Figure data in JSON:
++++
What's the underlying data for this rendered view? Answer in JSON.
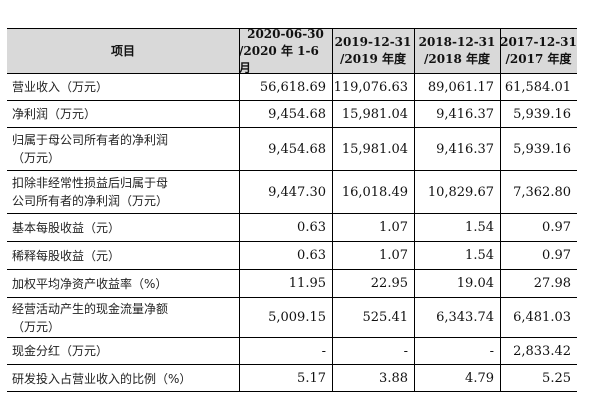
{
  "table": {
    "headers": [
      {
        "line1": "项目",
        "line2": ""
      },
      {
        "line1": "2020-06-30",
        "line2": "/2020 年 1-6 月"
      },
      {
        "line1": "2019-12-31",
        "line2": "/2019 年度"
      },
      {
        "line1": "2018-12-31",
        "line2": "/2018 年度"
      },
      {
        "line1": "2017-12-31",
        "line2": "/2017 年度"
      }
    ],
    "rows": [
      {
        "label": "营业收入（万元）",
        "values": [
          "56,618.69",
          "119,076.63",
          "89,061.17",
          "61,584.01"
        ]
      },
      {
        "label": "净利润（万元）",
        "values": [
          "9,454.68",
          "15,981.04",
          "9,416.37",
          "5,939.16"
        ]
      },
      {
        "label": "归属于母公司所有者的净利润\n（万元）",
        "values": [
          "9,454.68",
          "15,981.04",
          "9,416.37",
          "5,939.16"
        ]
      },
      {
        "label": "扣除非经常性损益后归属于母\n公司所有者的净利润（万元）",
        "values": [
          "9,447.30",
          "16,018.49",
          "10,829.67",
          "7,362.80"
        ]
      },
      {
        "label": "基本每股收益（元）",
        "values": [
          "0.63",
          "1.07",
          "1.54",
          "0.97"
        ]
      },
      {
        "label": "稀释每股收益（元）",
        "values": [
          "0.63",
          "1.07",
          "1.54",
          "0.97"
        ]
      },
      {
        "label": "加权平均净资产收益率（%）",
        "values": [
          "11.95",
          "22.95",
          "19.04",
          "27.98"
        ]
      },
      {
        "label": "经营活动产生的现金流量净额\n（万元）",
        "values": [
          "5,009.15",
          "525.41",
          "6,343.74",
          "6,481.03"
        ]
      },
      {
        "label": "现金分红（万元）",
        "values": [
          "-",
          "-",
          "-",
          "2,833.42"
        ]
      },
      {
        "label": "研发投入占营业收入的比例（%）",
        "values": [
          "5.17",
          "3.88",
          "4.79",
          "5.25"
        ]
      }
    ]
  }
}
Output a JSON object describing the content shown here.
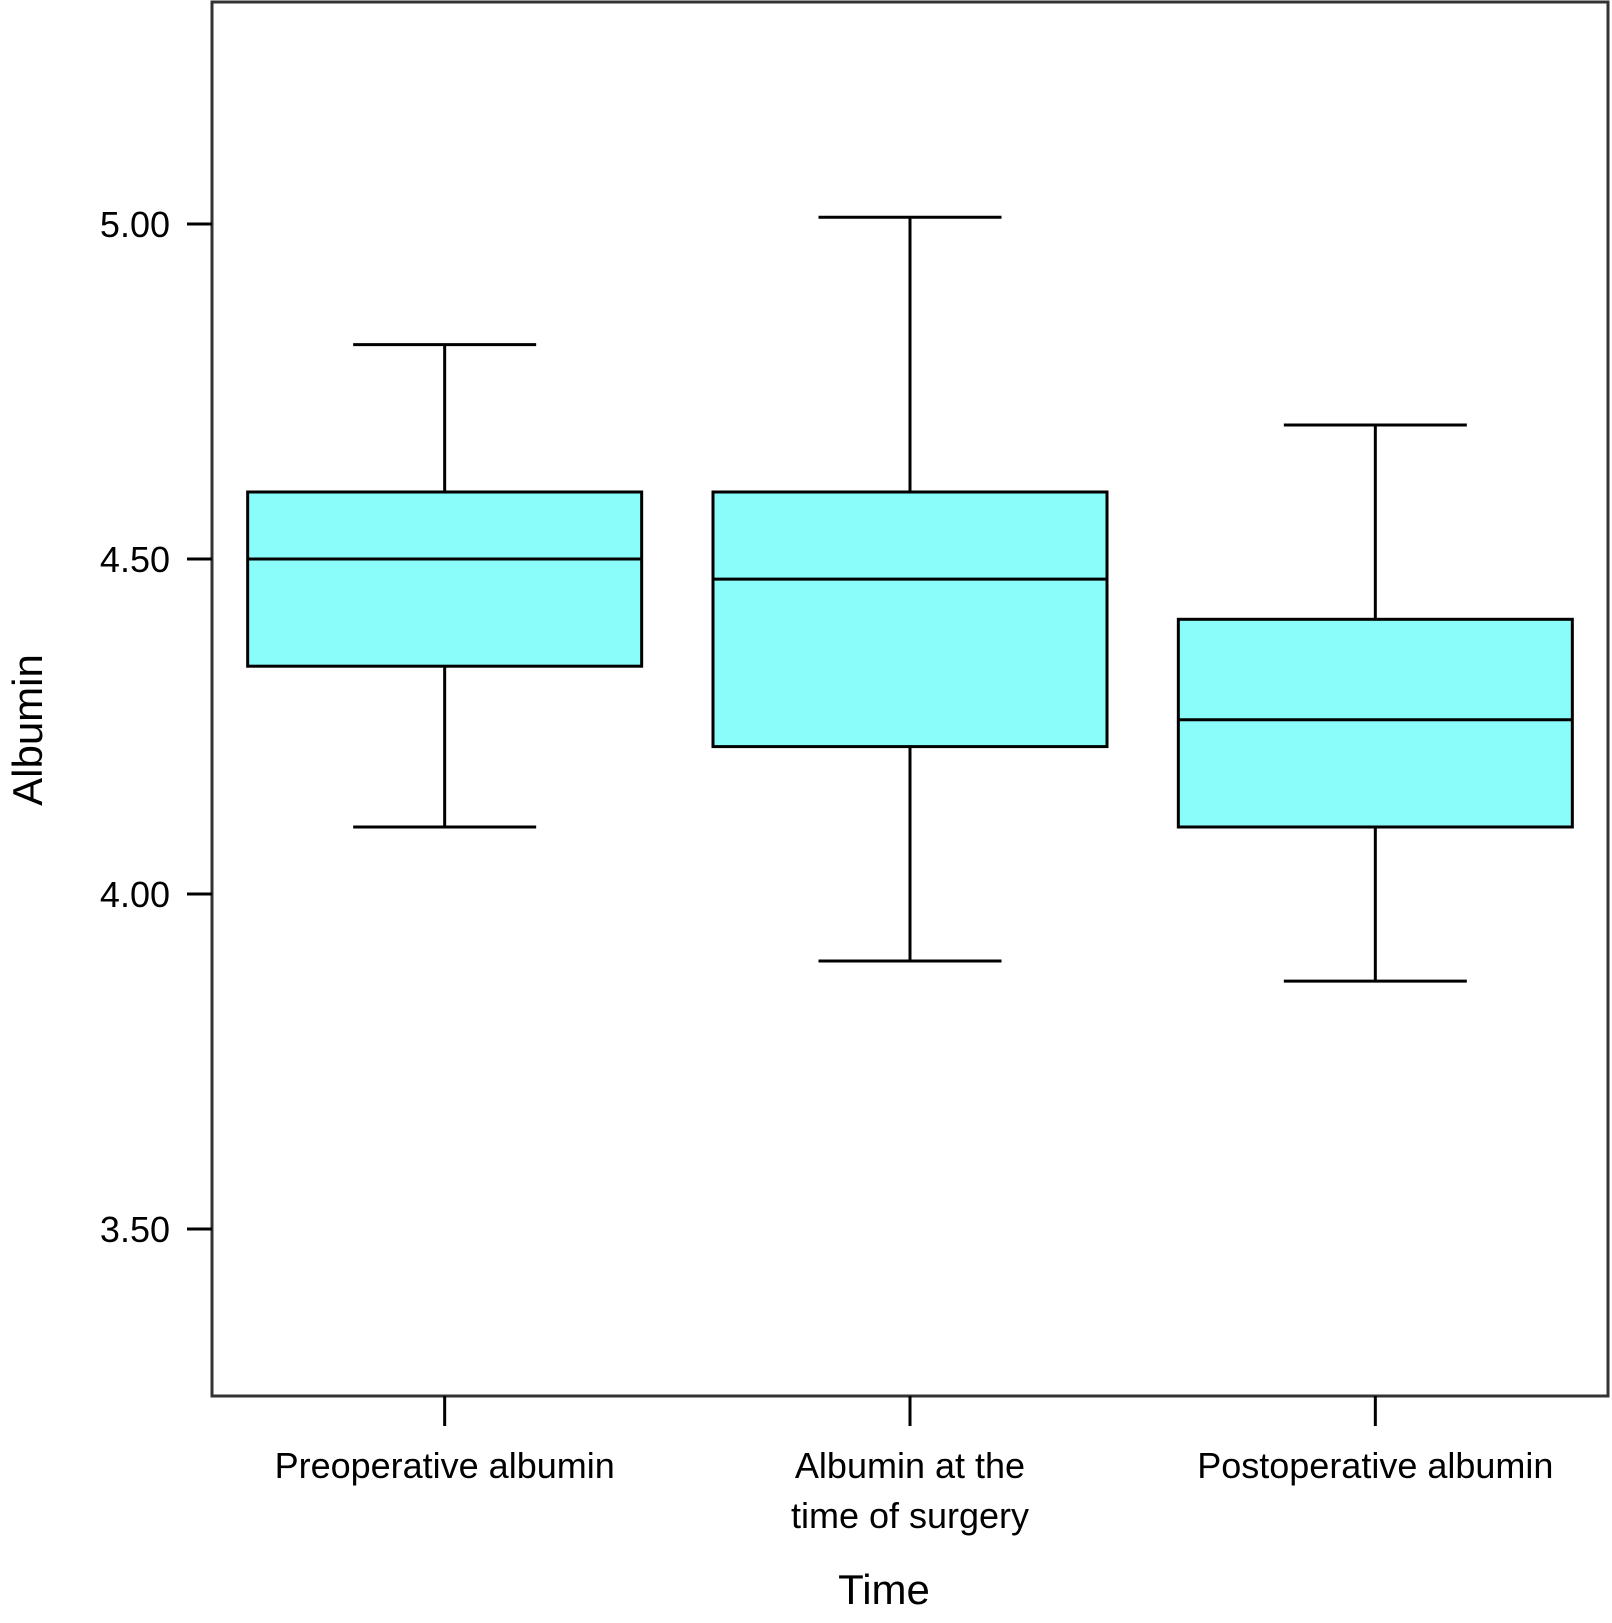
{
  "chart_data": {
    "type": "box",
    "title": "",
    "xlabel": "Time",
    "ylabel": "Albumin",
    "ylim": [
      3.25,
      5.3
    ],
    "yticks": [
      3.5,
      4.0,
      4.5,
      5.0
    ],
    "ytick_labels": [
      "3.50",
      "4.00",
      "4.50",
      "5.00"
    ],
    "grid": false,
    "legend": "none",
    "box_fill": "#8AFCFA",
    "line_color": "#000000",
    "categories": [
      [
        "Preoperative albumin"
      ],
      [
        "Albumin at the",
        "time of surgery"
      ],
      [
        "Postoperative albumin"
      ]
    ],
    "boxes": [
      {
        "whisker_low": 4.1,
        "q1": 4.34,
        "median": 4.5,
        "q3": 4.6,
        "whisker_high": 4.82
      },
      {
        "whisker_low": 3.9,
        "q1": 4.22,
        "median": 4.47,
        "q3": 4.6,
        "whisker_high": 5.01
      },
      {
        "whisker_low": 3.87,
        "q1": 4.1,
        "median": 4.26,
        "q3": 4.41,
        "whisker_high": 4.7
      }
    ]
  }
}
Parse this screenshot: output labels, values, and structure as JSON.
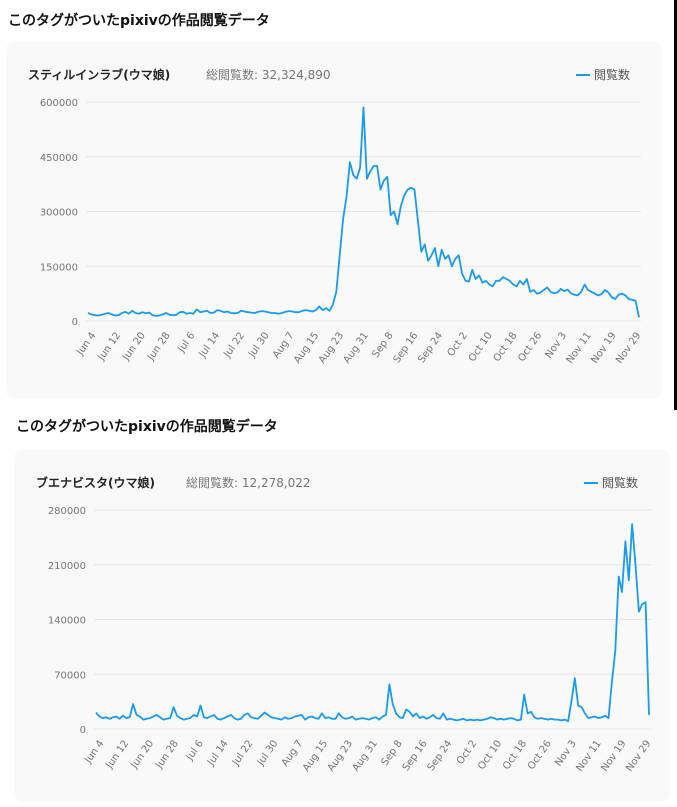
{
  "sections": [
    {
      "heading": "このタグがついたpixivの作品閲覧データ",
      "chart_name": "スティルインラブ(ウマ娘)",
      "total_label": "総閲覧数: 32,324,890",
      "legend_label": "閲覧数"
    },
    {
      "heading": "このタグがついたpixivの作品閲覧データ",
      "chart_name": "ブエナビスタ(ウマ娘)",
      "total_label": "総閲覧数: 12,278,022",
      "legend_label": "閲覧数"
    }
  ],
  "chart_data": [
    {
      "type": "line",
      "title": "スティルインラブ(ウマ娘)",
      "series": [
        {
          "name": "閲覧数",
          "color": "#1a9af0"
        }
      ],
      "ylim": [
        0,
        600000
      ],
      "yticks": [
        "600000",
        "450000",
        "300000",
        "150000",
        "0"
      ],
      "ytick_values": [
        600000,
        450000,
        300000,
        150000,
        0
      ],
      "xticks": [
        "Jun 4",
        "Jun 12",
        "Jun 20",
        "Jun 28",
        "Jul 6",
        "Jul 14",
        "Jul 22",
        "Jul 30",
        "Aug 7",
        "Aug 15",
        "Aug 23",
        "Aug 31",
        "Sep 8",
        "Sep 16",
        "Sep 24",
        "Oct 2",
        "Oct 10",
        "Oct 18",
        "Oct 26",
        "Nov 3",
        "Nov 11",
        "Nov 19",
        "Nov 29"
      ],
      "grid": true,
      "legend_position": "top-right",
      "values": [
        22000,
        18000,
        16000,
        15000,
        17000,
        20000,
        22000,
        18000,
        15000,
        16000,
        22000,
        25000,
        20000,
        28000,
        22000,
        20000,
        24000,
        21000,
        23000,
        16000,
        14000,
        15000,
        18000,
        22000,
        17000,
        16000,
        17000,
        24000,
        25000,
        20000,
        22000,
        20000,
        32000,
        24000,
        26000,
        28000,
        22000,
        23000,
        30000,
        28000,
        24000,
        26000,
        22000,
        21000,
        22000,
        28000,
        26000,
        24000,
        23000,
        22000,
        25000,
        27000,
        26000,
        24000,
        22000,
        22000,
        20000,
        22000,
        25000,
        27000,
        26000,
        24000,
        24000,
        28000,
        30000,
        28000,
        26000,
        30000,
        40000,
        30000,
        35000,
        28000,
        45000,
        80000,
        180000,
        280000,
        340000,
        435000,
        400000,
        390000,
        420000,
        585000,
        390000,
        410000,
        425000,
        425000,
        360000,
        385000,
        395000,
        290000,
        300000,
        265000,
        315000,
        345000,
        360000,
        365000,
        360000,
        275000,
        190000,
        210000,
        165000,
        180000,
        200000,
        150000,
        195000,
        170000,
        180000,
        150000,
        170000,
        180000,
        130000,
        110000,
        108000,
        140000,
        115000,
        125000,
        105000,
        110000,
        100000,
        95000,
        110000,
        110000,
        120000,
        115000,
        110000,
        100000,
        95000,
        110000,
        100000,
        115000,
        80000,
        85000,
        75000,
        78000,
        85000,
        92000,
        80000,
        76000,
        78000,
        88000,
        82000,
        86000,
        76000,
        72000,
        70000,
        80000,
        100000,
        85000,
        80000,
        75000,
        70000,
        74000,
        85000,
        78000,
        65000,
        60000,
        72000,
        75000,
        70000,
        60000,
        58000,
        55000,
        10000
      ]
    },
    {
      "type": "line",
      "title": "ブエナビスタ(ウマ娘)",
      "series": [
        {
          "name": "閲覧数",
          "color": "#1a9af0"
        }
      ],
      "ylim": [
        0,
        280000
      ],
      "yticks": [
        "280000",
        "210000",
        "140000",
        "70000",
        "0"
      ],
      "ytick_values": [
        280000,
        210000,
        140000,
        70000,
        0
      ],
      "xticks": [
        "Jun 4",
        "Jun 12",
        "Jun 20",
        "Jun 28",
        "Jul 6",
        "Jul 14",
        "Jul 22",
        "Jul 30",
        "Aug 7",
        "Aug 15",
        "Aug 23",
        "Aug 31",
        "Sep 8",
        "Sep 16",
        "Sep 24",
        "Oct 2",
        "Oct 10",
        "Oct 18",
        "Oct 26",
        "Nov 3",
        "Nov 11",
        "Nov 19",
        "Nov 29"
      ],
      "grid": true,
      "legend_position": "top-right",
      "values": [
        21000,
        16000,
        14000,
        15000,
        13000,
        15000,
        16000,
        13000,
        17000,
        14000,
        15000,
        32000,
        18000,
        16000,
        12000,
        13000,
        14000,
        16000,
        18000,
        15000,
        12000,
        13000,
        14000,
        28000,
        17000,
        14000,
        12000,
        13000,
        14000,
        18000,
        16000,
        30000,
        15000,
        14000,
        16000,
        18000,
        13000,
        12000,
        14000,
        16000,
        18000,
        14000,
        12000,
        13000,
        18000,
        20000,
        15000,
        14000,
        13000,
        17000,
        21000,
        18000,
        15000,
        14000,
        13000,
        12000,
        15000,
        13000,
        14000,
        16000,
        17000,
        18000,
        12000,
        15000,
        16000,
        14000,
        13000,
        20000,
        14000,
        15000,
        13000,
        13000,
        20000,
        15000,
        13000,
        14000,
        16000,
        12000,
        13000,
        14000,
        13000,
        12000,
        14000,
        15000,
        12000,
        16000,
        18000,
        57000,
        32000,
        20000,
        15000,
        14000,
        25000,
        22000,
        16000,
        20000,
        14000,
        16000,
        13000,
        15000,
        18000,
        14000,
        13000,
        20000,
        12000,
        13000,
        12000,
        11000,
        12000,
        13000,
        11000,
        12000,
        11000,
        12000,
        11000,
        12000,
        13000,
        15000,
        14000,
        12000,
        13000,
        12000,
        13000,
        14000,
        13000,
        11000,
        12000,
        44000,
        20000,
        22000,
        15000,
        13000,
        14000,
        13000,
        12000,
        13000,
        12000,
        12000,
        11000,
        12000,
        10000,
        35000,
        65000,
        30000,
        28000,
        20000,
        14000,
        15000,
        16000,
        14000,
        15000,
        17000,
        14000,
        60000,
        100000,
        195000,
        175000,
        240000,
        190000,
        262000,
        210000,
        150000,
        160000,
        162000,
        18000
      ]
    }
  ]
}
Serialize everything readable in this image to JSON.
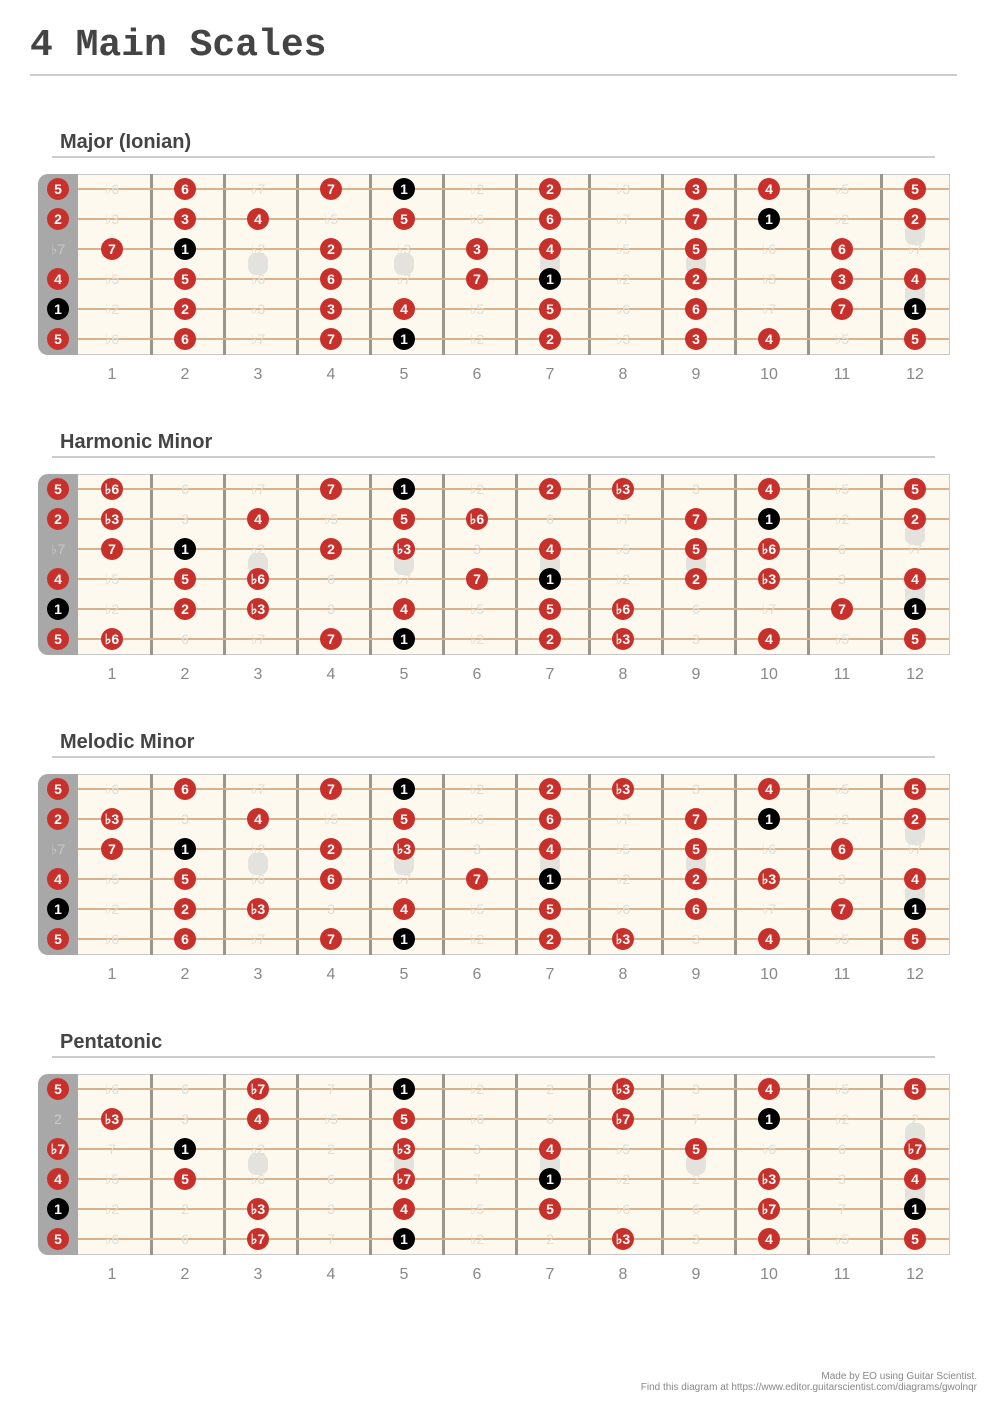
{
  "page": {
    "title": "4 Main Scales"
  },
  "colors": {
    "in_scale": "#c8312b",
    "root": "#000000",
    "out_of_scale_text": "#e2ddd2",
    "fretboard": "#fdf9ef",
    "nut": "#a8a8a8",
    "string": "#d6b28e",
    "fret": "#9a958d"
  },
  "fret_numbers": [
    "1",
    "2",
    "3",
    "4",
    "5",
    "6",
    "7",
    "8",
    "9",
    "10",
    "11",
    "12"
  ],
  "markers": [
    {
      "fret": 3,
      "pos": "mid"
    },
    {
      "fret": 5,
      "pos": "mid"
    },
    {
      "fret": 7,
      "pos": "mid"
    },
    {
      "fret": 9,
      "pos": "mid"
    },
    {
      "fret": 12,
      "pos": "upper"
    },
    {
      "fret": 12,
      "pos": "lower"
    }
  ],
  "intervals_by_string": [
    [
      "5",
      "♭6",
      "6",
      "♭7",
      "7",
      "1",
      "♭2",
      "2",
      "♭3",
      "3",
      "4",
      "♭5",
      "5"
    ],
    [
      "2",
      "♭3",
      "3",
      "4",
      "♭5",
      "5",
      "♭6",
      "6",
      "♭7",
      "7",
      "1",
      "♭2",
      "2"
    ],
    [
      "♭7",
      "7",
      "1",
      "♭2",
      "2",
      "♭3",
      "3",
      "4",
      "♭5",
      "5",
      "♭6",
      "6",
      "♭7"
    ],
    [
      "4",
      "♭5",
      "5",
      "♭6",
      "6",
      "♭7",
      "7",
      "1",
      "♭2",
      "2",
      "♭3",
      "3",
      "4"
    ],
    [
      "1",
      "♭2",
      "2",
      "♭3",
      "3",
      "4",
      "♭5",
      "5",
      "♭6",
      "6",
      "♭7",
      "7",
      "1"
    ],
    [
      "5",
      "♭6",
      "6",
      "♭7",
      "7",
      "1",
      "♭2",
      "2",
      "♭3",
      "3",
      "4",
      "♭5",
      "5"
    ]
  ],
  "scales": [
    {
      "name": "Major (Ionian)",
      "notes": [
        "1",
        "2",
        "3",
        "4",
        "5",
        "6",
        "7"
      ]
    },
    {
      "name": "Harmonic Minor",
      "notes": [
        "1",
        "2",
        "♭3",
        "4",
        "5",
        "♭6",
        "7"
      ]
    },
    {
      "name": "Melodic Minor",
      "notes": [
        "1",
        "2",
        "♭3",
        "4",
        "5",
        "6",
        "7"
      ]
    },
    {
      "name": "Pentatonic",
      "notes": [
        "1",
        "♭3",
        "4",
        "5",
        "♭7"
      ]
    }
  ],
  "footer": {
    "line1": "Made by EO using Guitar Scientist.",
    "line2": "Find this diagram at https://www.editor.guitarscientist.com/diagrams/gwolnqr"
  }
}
++++
Your task
Pick out and copy the lines of the entries that hold the string "this".

Result of the task
What's the underlying data for this rendered view? Answer in JSON.
Parse this screenshot: output labels, values, and structure as JSON.
Serialize everything readable in this image to JSON.
    "line2": "Find this diagram at https://www.editor.guitarscientist.com/diagrams/gwolnqr"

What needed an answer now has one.